TASK: Read through the entries below and return each line with the word "Grattis".

[Dataset records]

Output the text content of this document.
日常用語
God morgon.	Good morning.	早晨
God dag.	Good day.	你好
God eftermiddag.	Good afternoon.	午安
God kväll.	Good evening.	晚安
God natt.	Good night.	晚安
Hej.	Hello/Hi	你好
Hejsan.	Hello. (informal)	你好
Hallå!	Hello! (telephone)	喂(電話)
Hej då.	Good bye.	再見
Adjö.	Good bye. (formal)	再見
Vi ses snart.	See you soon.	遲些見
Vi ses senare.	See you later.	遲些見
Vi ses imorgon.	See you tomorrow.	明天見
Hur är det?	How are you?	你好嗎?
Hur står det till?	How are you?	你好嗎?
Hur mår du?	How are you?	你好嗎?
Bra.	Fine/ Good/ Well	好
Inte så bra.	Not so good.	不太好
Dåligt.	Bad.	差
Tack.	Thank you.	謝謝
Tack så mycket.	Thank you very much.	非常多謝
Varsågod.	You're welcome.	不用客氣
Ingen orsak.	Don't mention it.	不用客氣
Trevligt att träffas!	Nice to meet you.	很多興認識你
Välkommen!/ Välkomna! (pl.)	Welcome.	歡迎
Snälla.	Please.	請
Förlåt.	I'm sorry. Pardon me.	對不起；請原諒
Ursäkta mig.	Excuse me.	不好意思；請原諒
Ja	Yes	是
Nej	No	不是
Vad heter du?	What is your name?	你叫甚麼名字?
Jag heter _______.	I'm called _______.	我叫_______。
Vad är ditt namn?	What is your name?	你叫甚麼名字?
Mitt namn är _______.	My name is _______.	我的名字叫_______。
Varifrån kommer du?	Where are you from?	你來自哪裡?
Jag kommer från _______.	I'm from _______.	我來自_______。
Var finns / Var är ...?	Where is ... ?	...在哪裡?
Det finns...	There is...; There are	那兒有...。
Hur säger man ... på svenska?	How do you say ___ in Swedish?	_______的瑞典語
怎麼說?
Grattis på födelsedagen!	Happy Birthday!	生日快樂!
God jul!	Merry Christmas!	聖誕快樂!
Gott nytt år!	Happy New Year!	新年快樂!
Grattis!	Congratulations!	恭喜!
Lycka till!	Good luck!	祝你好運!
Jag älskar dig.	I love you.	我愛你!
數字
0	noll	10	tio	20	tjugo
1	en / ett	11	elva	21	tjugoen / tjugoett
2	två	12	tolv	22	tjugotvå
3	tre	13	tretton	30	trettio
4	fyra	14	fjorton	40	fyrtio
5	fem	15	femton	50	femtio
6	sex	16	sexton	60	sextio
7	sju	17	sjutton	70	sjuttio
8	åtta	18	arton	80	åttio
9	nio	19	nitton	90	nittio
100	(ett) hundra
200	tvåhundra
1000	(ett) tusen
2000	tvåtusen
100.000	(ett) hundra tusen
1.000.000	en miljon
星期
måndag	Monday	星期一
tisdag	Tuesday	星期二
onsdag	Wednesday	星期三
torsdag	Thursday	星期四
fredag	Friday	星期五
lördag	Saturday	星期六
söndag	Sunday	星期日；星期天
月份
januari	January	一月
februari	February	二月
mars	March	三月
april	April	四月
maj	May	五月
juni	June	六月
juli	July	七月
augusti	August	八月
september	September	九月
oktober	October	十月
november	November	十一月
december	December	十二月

SOLUTION:
Grattis på födelsedagen!	Happy Birthday!	生日快樂!
Grattis!	Congratulations!	恭喜!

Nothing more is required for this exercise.